» **Objective**:
Count lines with "MANOHAR" in them. Report only the total.

» **Stored data**:
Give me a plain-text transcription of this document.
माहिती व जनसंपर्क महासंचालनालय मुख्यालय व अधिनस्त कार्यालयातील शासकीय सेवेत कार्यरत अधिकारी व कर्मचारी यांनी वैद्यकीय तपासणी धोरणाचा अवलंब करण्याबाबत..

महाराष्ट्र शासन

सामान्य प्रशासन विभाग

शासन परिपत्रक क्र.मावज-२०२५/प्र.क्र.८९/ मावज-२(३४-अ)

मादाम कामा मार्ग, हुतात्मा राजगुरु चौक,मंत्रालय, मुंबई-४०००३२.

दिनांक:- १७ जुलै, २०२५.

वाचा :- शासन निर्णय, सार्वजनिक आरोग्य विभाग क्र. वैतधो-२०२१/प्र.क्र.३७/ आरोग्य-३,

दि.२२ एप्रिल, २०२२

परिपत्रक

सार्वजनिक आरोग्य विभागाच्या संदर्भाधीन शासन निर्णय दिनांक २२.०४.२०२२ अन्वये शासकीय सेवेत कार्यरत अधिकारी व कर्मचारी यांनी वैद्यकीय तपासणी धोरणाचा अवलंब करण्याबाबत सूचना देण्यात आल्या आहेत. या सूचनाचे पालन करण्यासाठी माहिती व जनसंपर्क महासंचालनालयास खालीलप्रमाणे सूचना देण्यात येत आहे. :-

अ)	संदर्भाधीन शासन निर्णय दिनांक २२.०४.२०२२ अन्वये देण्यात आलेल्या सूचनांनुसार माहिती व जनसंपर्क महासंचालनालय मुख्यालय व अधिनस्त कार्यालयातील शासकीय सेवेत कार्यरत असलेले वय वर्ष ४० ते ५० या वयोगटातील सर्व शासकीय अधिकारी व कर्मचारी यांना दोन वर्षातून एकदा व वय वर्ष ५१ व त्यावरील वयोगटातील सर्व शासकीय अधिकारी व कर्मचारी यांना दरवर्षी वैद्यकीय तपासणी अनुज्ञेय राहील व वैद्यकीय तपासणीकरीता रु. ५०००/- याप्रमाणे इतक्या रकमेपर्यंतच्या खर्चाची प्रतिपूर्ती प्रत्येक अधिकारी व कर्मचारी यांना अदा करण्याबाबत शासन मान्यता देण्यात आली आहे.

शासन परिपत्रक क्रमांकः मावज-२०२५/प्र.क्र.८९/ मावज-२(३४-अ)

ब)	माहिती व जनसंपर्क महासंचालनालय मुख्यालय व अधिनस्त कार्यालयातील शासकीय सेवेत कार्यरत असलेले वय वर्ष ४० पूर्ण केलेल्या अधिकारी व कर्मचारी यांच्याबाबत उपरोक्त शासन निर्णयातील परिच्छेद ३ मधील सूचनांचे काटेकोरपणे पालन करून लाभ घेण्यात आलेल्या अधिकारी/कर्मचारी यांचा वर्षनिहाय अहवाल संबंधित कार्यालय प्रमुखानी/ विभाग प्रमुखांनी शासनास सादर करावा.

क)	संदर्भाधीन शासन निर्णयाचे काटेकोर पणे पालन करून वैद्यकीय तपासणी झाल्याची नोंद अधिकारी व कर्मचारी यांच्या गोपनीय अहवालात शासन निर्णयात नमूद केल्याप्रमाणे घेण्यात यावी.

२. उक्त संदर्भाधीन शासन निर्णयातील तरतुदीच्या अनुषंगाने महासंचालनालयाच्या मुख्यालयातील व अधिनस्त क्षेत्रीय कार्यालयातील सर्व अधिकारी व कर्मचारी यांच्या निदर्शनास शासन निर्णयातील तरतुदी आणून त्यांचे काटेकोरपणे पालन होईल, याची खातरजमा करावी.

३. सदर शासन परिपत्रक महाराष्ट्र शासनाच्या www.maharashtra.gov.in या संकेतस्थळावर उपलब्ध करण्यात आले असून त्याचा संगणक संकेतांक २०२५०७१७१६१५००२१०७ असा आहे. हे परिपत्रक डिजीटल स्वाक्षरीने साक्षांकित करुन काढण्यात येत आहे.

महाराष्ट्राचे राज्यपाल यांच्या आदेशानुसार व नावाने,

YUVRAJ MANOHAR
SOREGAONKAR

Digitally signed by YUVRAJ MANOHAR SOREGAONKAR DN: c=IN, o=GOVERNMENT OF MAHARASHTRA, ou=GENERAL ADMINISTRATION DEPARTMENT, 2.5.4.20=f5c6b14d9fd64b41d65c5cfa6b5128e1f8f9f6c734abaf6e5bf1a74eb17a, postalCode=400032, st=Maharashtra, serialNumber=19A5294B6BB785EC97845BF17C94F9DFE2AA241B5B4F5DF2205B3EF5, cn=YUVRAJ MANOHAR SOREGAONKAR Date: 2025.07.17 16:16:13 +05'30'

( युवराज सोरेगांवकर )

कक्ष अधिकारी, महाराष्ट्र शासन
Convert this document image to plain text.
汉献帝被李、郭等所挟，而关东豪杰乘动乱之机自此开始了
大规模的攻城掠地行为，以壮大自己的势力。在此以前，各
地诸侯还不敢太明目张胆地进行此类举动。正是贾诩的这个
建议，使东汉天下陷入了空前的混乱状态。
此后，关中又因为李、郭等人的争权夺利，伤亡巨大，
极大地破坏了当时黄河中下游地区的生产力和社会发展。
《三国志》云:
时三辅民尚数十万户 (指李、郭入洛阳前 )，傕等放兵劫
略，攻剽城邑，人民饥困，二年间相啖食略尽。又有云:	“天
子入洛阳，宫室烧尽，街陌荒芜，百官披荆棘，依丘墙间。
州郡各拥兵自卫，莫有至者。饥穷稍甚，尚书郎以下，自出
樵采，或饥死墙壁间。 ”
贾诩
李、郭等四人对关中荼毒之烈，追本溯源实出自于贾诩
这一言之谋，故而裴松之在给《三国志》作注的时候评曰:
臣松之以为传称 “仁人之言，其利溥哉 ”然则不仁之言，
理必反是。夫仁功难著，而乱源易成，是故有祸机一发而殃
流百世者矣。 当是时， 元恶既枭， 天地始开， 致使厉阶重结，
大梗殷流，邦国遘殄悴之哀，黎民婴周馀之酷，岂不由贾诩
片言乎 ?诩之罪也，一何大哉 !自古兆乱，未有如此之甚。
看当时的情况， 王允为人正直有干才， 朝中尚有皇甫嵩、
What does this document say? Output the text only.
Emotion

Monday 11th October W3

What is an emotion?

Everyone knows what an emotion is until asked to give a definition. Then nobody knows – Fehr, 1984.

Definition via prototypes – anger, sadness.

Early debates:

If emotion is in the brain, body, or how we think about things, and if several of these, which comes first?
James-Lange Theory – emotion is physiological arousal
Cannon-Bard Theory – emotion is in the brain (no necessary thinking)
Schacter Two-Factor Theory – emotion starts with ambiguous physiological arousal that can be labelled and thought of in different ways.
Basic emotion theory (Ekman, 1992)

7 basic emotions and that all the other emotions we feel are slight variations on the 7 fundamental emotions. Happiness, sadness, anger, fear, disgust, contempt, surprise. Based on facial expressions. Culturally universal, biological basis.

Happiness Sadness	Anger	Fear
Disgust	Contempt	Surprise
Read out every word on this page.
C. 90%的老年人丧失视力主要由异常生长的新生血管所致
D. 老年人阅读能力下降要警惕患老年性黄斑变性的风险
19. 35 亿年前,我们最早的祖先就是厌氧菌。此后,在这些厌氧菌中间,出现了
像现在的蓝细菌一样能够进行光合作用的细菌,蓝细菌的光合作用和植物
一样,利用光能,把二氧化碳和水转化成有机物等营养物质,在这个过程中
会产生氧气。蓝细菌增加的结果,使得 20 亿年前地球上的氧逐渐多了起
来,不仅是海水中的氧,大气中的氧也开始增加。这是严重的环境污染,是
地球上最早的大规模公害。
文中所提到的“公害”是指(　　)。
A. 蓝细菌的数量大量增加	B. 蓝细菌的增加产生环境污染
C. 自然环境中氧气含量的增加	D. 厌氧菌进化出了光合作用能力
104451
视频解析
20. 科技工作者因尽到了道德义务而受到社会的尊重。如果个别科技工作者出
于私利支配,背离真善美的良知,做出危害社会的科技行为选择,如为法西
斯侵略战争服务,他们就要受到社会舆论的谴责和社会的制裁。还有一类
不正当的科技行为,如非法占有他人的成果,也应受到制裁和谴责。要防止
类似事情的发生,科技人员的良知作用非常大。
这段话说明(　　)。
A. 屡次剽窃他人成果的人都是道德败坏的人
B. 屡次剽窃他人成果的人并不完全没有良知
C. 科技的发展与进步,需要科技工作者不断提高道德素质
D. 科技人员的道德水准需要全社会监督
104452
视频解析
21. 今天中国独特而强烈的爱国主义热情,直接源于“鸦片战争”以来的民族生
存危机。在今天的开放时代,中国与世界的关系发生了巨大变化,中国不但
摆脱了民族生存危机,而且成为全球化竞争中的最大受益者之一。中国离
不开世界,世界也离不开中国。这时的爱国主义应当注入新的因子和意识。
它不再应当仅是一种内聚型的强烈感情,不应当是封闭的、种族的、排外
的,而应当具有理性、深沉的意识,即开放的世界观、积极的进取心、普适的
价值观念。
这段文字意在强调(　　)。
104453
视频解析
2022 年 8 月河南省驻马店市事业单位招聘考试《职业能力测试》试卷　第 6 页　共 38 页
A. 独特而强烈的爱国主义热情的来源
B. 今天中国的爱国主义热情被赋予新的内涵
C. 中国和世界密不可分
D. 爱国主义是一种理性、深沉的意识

» **The solution**:
2